**Given problem**. Reproduce the data that follows in its entirety, character for character.
»»
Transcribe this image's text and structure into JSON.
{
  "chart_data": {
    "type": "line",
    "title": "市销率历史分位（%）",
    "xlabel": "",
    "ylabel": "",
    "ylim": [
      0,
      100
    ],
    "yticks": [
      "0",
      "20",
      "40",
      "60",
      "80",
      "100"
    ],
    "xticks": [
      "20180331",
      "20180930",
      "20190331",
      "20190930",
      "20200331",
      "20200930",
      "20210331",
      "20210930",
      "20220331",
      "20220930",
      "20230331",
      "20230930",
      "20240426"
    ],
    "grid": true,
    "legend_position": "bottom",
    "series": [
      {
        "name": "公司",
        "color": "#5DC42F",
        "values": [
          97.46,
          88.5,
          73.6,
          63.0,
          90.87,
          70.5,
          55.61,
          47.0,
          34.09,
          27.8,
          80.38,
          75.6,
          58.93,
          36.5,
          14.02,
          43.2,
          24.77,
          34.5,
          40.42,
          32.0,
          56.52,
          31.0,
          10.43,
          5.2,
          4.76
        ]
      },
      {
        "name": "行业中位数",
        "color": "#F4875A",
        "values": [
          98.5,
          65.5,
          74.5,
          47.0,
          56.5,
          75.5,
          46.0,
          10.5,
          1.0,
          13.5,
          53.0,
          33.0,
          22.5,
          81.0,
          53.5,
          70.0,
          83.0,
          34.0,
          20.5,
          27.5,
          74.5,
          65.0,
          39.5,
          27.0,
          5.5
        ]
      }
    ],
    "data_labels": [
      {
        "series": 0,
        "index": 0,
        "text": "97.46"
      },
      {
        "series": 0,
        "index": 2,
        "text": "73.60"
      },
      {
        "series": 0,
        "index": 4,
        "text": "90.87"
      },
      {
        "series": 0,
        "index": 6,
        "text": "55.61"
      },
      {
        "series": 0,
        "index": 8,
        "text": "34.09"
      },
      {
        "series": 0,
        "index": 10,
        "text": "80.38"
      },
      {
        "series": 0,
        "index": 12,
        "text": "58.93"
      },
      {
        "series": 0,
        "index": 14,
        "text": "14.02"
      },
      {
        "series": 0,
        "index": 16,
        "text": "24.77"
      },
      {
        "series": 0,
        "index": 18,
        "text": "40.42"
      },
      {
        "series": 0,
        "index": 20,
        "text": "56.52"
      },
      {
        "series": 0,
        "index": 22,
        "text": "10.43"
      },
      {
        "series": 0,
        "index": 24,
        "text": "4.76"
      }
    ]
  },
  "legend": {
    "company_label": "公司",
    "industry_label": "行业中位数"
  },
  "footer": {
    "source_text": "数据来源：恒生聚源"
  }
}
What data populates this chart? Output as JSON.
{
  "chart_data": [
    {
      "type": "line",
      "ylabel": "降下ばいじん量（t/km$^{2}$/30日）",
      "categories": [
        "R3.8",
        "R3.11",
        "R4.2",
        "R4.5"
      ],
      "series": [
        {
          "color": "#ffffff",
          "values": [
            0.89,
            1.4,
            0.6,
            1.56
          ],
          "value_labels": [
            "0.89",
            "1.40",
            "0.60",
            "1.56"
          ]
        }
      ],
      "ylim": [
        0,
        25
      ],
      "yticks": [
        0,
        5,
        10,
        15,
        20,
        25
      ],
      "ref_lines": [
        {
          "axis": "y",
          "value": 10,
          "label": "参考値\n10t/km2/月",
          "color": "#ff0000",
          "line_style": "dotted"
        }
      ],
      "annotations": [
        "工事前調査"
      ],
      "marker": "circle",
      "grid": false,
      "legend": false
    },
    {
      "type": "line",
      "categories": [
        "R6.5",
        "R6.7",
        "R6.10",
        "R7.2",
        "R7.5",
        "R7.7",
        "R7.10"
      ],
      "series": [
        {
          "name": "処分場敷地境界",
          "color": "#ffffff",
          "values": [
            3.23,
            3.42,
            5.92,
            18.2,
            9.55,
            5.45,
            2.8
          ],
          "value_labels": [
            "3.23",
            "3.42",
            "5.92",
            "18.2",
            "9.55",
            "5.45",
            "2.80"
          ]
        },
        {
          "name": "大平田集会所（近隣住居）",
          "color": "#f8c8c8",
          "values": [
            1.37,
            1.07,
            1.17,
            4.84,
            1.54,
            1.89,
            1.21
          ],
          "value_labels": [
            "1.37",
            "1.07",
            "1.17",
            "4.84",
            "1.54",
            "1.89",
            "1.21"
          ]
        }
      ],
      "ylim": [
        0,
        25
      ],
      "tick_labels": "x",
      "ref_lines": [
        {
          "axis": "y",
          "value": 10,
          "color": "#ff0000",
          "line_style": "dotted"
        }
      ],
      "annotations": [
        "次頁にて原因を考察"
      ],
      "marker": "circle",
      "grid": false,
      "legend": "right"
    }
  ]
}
««
**Worked solution**.
Transcribe this image's text and structure into JSON.
{
  "chart_data": {
    "type": "line",
    "title": "市销率历史分位（%）",
    "xlabel": "",
    "ylabel": "",
    "ylim": [
      0,
      100
    ],
    "yticks": [
      "0",
      "20",
      "40",
      "60",
      "80",
      "100"
    ],
    "xticks": [
      "20180331",
      "20180930",
      "20190331",
      "20190930",
      "20200331",
      "20200930",
      "20210331",
      "20210930",
      "20220331",
      "20220930",
      "20230331",
      "20230930",
      "20240426"
    ],
    "grid": true,
    "legend_position": "bottom",
    "series": [
      {
        "name": "公司",
        "color": "#5DC42F",
        "values": [
          97.46,
          88.5,
          73.6,
          63.0,
          90.87,
          70.5,
          55.61,
          47.0,
          34.09,
          27.8,
          80.38,
          75.6,
          58.93,
          36.5,
          14.02,
          43.2,
          24.77,
          34.5,
          40.42,
          32.0,
          56.52,
          31.0,
          10.43,
          5.2,
          4.76
        ]
      },
      {
        "name": "行业中位数",
        "color": "#F4875A",
        "values": [
          98.5,
          65.5,
          74.5,
          47.0,
          56.5,
          75.5,
          46.0,
          10.5,
          1.0,
          13.5,
          53.0,
          33.0,
          22.5,
          81.0,
          53.5,
          70.0,
          83.0,
          34.0,
          20.5,
          27.5,
          74.5,
          65.0,
          39.5,
          27.0,
          5.5
        ]
      }
    ],
    "data_labels": [
      {
        "series": 0,
        "index": 0,
        "text": "97.46"
      },
      {
        "series": 0,
        "index": 2,
        "text": "73.60"
      },
      {
        "series": 0,
        "index": 4,
        "text": "90.87"
      },
      {
        "series": 0,
        "index": 6,
        "text": "55.61"
      },
      {
        "series": 0,
        "index": 8,
        "text": "34.09"
      },
      {
        "series": 0,
        "index": 10,
        "text": "80.38"
      },
      {
        "series": 0,
        "index": 12,
        "text": "58.93"
      },
      {
        "series": 0,
        "index": 14,
        "text": "14.02"
      },
      {
        "series": 0,
        "index": 16,
        "text": "24.77"
      },
      {
        "series": 0,
        "index": 18,
        "text": "40.42"
      },
      {
        "series": 0,
        "index": 20,
        "text": "56.52"
      },
      {
        "series": 0,
        "index": 22,
        "text": "10.43"
      },
      {
        "series": 0,
        "index": 24,
        "text": "4.76"
      }
    ]
  },
  "legend": {
    "company_label": "公司",
    "industry_label": "行业中位数"
  },
  "footer": {
    "source_text": "数据来源：恒生聚源"
  }
}
What data populates this chart? Output as JSON.
{
  "chart_data": [
    {
      "type": "line",
      "ylabel": "降下ばいじん量（t/km$^{2}$/30日）",
      "categories": [
        "R3.8",
        "R3.11",
        "R4.2",
        "R4.5"
      ],
      "series": [
        {
          "color": "#ffffff",
          "values": [
            0.89,
            1.4,
            0.6,
            1.56
          ],
          "value_labels": [
            "0.89",
            "1.40",
            "0.60",
            "1.56"
          ]
        }
      ],
      "ylim": [
        0,
        25
      ],
      "yticks": [
        0,
        5,
        10,
        15,
        20,
        25
      ],
      "ref_lines": [
        {
          "axis": "y",
          "value": 10,
          "label": "参考値\n10t/km2/月",
          "color": "#ff0000",
          "line_style": "dotted"
        }
      ],
      "annotations": [
        "工事前調査"
      ],
      "marker": "circle",
      "grid": false,
      "legend": false
    },
    {
      "type": "line",
      "categories": [
        "R6.5",
        "R6.7",
        "R6.10",
        "R7.2",
        "R7.5",
        "R7.7",
        "R7.10"
      ],
      "series": [
        {
          "name": "処分場敷地境界",
          "color": "#ffffff",
          "values": [
            3.23,
            3.42,
            5.92,
            18.2,
            9.55,
            5.45,
            2.8
          ],
          "value_labels": [
            "3.23",
            "3.42",
            "5.92",
            "18.2",
            "9.55",
            "5.45",
            "2.80"
          ]
        },
        {
          "name": "大平田集会所（近隣住居）",
          "color": "#f8c8c8",
          "values": [
            1.37,
            1.07,
            1.17,
            4.84,
            1.54,
            1.89,
            1.21
          ],
          "value_labels": [
            "1.37",
            "1.07",
            "1.17",
            "4.84",
            "1.54",
            "1.89",
            "1.21"
          ]
        }
      ],
      "ylim": [
        0,
        25
      ],
      "tick_labels": "x",
      "ref_lines": [
        {
          "axis": "y",
          "value": 10,
          "color": "#ff0000",
          "line_style": "dotted"
        }
      ],
      "annotations": [
        "次頁にて原因を考察"
      ],
      "marker": "circle",
      "grid": false,
      "legend": "right"
    }
  ]
}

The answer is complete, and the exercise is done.